# Exercise instructions
Go through the entries below and pick out every line with "JSON".

══ Data section

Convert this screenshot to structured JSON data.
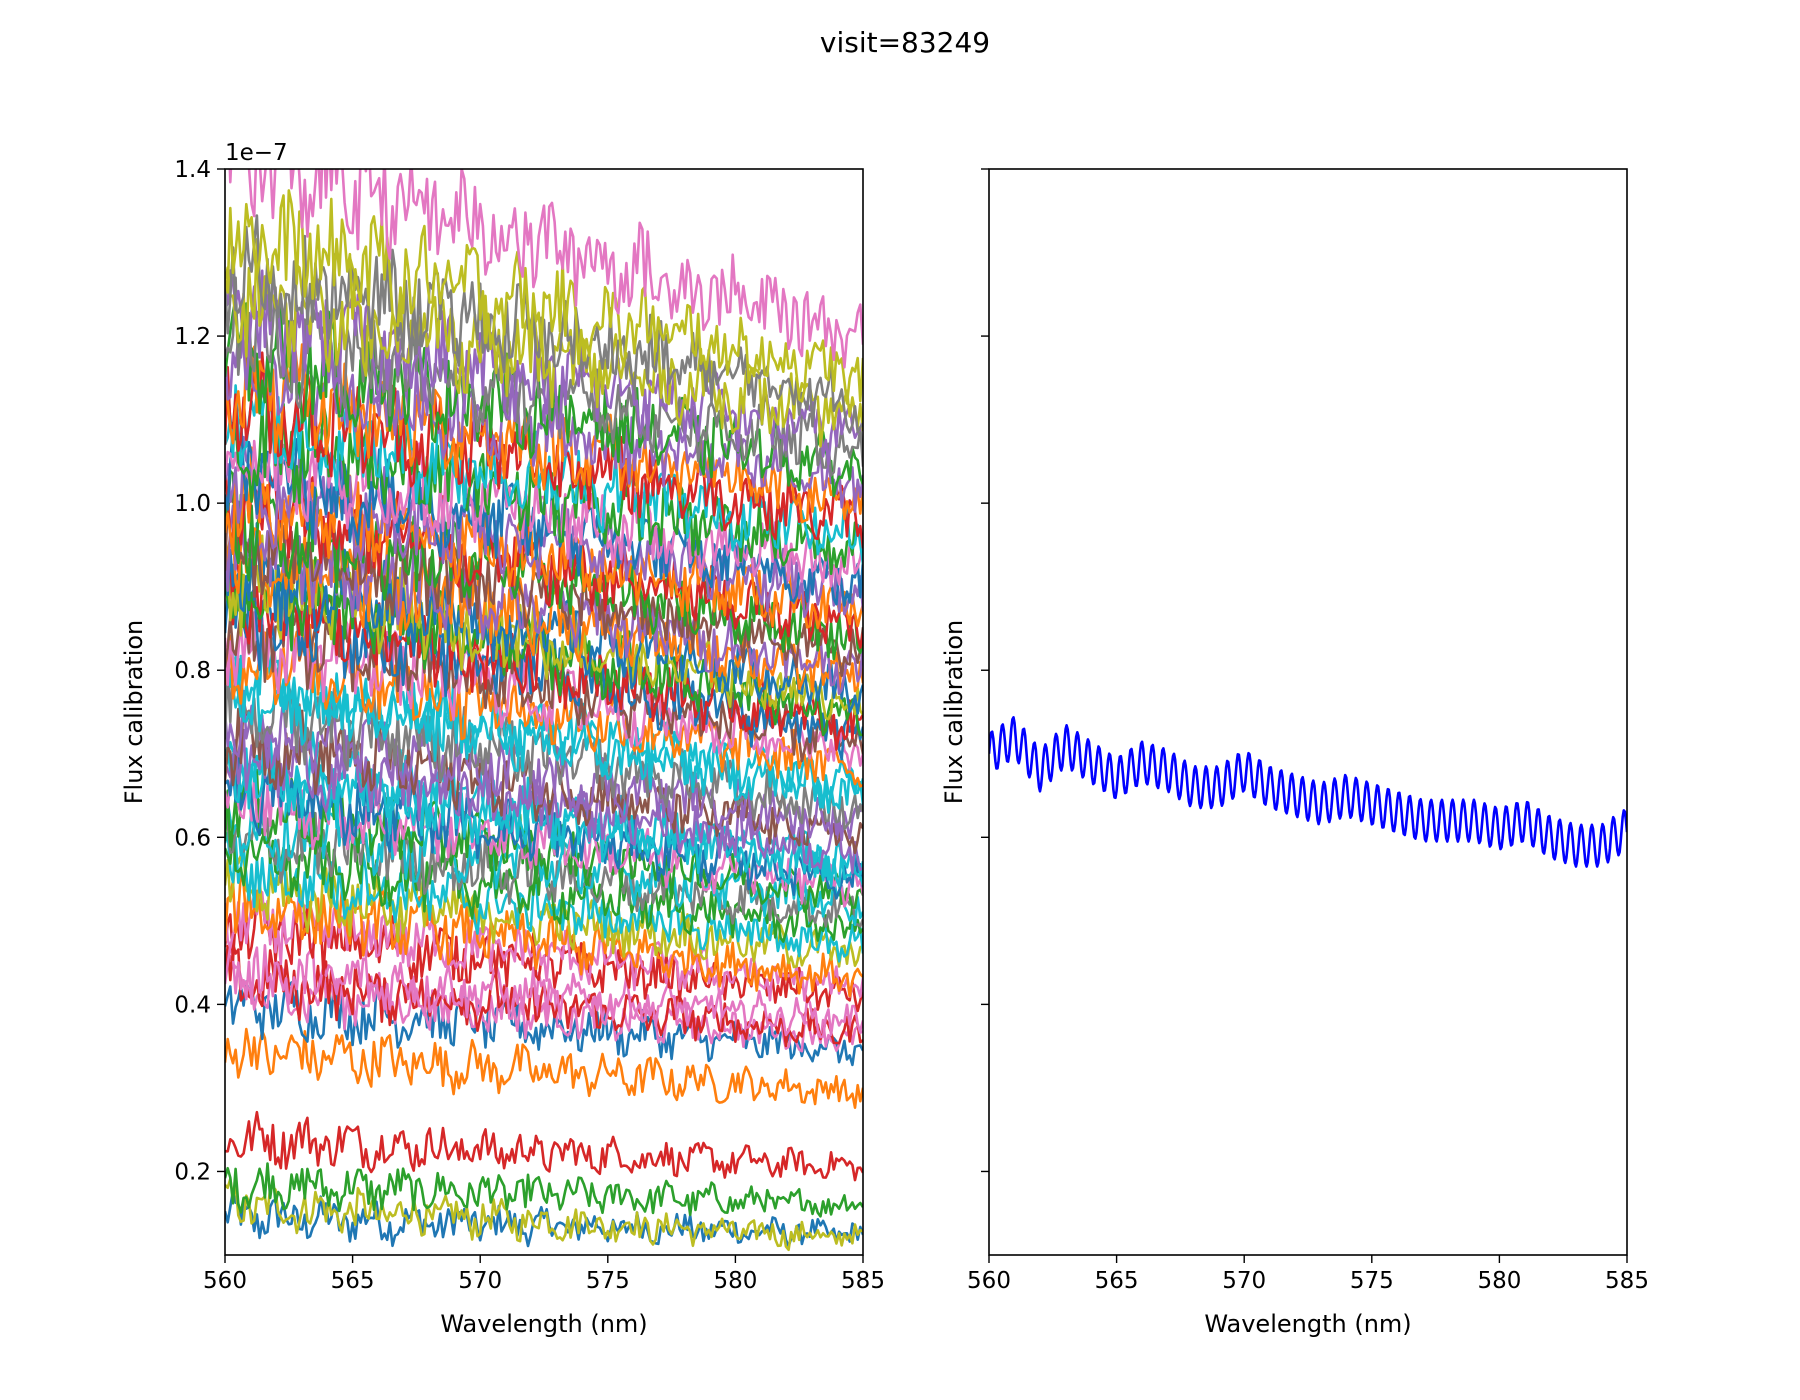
{
  "figure": {
    "title": "visit=83249"
  },
  "chart_data": [
    {
      "type": "line",
      "xlabel": "Wavelength (nm)",
      "ylabel": "Flux calibration",
      "xlim": [
        560,
        585
      ],
      "ylim": [
        0.1,
        1.4
      ],
      "y_offset_label": "1e−7",
      "y_scale_factor": 1e-07,
      "x_ticks": [
        560,
        565,
        570,
        575,
        580,
        585
      ],
      "x_tick_labels": [
        "560",
        "565",
        "570",
        "575",
        "580",
        "585"
      ],
      "y_ticks": [
        0.2,
        0.4,
        0.6,
        0.8,
        1.0,
        1.2,
        1.4
      ],
      "y_tick_labels": [
        "0.2",
        "0.4",
        "0.6",
        "0.8",
        "1.0",
        "1.2",
        "1.4"
      ],
      "grid": false,
      "legend": "none",
      "series": [
        {
          "start": 0.145,
          "end": 0.125,
          "color": "#1f77b4"
        },
        {
          "start": 0.16,
          "end": 0.12,
          "color": "#bcbd22"
        },
        {
          "start": 0.185,
          "end": 0.16,
          "color": "#2ca02c"
        },
        {
          "start": 0.24,
          "end": 0.205,
          "color": "#d62728"
        },
        {
          "start": 0.345,
          "end": 0.295,
          "color": "#ff7f0e"
        },
        {
          "start": 0.4,
          "end": 0.345,
          "color": "#1f77b4"
        },
        {
          "start": 0.42,
          "end": 0.36,
          "color": "#e377c2"
        },
        {
          "start": 0.43,
          "end": 0.365,
          "color": "#d62728"
        },
        {
          "start": 0.44,
          "end": 0.38,
          "color": "#e377c2"
        },
        {
          "start": 0.49,
          "end": 0.41,
          "color": "#d62728"
        },
        {
          "start": 0.5,
          "end": 0.42,
          "color": "#e377c2"
        },
        {
          "start": 0.52,
          "end": 0.43,
          "color": "#ff7f0e"
        },
        {
          "start": 0.54,
          "end": 0.46,
          "color": "#bcbd22"
        },
        {
          "start": 0.56,
          "end": 0.47,
          "color": "#17becf"
        },
        {
          "start": 0.58,
          "end": 0.49,
          "color": "#2ca02c"
        },
        {
          "start": 0.6,
          "end": 0.51,
          "color": "#7f7f7f"
        },
        {
          "start": 0.62,
          "end": 0.52,
          "color": "#17becf"
        },
        {
          "start": 0.64,
          "end": 0.53,
          "color": "#2ca02c"
        },
        {
          "start": 0.65,
          "end": 0.54,
          "color": "#e377c2"
        },
        {
          "start": 0.66,
          "end": 0.55,
          "color": "#1f77b4"
        },
        {
          "start": 0.68,
          "end": 0.56,
          "color": "#17becf"
        },
        {
          "start": 0.69,
          "end": 0.57,
          "color": "#17becf"
        },
        {
          "start": 0.7,
          "end": 0.58,
          "color": "#9467bd"
        },
        {
          "start": 0.72,
          "end": 0.6,
          "color": "#8c564b"
        },
        {
          "start": 0.73,
          "end": 0.615,
          "color": "#9467bd"
        },
        {
          "start": 0.76,
          "end": 0.63,
          "color": "#7f7f7f"
        },
        {
          "start": 0.78,
          "end": 0.65,
          "color": "#17becf"
        },
        {
          "start": 0.8,
          "end": 0.66,
          "color": "#17becf"
        },
        {
          "start": 0.82,
          "end": 0.68,
          "color": "#ff7f0e"
        },
        {
          "start": 0.84,
          "end": 0.7,
          "color": "#e377c2"
        },
        {
          "start": 0.85,
          "end": 0.71,
          "color": "#8c564b"
        },
        {
          "start": 0.87,
          "end": 0.72,
          "color": "#1f77b4"
        },
        {
          "start": 0.88,
          "end": 0.73,
          "color": "#d62728"
        },
        {
          "start": 0.9,
          "end": 0.745,
          "color": "#2ca02c"
        },
        {
          "start": 0.91,
          "end": 0.76,
          "color": "#bcbd22"
        },
        {
          "start": 0.92,
          "end": 0.77,
          "color": "#1f77b4"
        },
        {
          "start": 0.94,
          "end": 0.79,
          "color": "#ff7f0e"
        },
        {
          "start": 0.95,
          "end": 0.8,
          "color": "#9467bd"
        },
        {
          "start": 0.96,
          "end": 0.82,
          "color": "#8c564b"
        },
        {
          "start": 0.98,
          "end": 0.84,
          "color": "#2ca02c"
        },
        {
          "start": 1.0,
          "end": 0.85,
          "color": "#d62728"
        },
        {
          "start": 1.01,
          "end": 0.87,
          "color": "#ff7f0e"
        },
        {
          "start": 1.02,
          "end": 0.89,
          "color": "#9467bd"
        },
        {
          "start": 1.04,
          "end": 0.9,
          "color": "#1f77b4"
        },
        {
          "start": 1.06,
          "end": 0.92,
          "color": "#e377c2"
        },
        {
          "start": 1.08,
          "end": 0.94,
          "color": "#2ca02c"
        },
        {
          "start": 1.1,
          "end": 0.96,
          "color": "#17becf"
        },
        {
          "start": 1.12,
          "end": 0.98,
          "color": "#d62728"
        },
        {
          "start": 1.14,
          "end": 1.0,
          "color": "#ff7f0e"
        },
        {
          "start": 1.16,
          "end": 1.02,
          "color": "#9467bd"
        },
        {
          "start": 1.18,
          "end": 1.04,
          "color": "#2ca02c"
        },
        {
          "start": 1.2,
          "end": 1.06,
          "color": "#7f7f7f"
        },
        {
          "start": 1.22,
          "end": 1.08,
          "color": "#9467bd"
        },
        {
          "start": 1.25,
          "end": 1.1,
          "color": "#bcbd22"
        },
        {
          "start": 1.28,
          "end": 1.12,
          "color": "#7f7f7f"
        },
        {
          "start": 1.32,
          "end": 1.15,
          "color": "#bcbd22"
        },
        {
          "start": 1.42,
          "end": 1.2,
          "color": "#e377c2"
        }
      ]
    },
    {
      "type": "line",
      "xlabel": "Wavelength (nm)",
      "ylabel": "Flux calibration",
      "xlim": [
        560,
        585
      ],
      "ylim": [
        0.1,
        1.4
      ],
      "x_ticks": [
        560,
        565,
        570,
        575,
        580,
        585
      ],
      "x_tick_labels": [
        "560",
        "565",
        "570",
        "575",
        "580",
        "585"
      ],
      "y_ticks": [
        0.2,
        0.4,
        0.6,
        0.8,
        1.0,
        1.2,
        1.4
      ],
      "shared_y": true,
      "grid": false,
      "legend": "none",
      "series": [
        {
          "color": "#0000ff",
          "x": [
            560,
            561,
            562,
            563,
            564,
            565,
            566,
            567,
            568,
            569,
            570,
            571,
            572,
            573,
            574,
            575,
            576,
            577,
            578,
            579,
            580,
            581,
            582,
            583,
            584,
            585
          ],
          "y": [
            0.7,
            0.72,
            0.68,
            0.71,
            0.69,
            0.67,
            0.69,
            0.68,
            0.66,
            0.66,
            0.68,
            0.66,
            0.65,
            0.64,
            0.65,
            0.64,
            0.63,
            0.62,
            0.62,
            0.62,
            0.61,
            0.62,
            0.6,
            0.59,
            0.59,
            0.61
          ],
          "oscillation_amplitude": 0.025,
          "oscillation_period": 0.42
        }
      ]
    }
  ]
}
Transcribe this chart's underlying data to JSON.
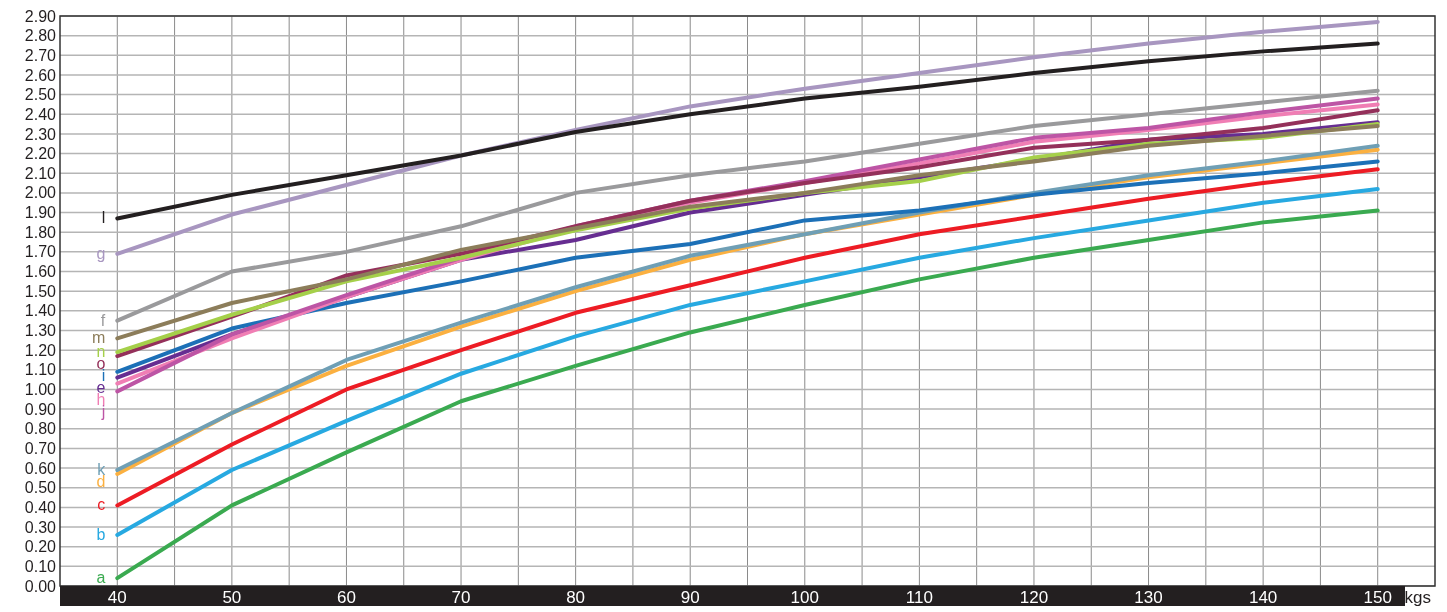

════

# Task result
Convert this screenshot to structured JSON data.
Transcribe this chart's underlying data to JSON.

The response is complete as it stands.